Start Available data

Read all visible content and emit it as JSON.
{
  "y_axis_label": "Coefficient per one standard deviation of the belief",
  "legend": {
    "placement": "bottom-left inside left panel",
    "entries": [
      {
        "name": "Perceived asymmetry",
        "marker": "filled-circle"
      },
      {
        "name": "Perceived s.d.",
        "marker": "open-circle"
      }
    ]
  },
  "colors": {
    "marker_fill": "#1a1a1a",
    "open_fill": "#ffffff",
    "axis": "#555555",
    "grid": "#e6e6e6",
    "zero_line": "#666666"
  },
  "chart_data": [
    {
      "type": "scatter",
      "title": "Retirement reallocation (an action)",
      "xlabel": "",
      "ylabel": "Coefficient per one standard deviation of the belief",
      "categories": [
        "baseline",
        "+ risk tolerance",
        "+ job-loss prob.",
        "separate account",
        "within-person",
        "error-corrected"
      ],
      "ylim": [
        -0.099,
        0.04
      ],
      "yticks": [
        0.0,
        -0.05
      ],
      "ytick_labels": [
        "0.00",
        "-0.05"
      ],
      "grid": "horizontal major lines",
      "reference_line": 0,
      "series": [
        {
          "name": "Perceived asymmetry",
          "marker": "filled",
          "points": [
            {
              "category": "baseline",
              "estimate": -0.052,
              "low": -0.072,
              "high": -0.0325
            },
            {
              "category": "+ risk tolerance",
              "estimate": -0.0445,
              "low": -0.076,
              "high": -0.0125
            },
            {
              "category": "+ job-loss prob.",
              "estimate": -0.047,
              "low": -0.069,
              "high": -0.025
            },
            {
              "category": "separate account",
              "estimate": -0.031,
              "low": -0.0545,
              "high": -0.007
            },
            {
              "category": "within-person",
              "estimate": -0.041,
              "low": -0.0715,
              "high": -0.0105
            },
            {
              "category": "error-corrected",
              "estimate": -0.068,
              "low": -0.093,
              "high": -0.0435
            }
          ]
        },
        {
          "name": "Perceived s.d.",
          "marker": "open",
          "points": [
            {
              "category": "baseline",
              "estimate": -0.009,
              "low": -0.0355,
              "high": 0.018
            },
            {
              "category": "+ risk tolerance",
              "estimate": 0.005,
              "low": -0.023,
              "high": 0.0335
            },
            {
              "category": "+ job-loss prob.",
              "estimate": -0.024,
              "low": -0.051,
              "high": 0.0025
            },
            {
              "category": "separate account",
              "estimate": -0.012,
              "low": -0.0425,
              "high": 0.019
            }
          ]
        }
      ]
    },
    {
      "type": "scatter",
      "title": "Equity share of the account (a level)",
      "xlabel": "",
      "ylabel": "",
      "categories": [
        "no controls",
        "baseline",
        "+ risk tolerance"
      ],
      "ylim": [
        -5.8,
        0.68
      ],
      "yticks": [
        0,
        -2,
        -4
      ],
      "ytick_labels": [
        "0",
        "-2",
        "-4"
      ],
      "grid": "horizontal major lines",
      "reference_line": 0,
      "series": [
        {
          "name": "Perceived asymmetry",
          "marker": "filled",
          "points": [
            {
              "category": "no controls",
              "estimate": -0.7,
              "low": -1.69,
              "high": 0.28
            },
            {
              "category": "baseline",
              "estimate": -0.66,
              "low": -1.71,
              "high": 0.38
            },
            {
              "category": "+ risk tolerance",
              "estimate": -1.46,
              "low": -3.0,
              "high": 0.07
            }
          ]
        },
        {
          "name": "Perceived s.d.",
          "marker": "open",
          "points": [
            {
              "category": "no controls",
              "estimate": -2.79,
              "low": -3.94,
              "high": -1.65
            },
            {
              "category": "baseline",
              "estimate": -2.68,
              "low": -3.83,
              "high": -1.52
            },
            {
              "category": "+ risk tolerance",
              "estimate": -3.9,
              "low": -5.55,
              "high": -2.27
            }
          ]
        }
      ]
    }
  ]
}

End Available data

Set problem.
For this exercise, gather every line of the data that contains the word "within".

The response.
        "within-person",
              "category": "within-person",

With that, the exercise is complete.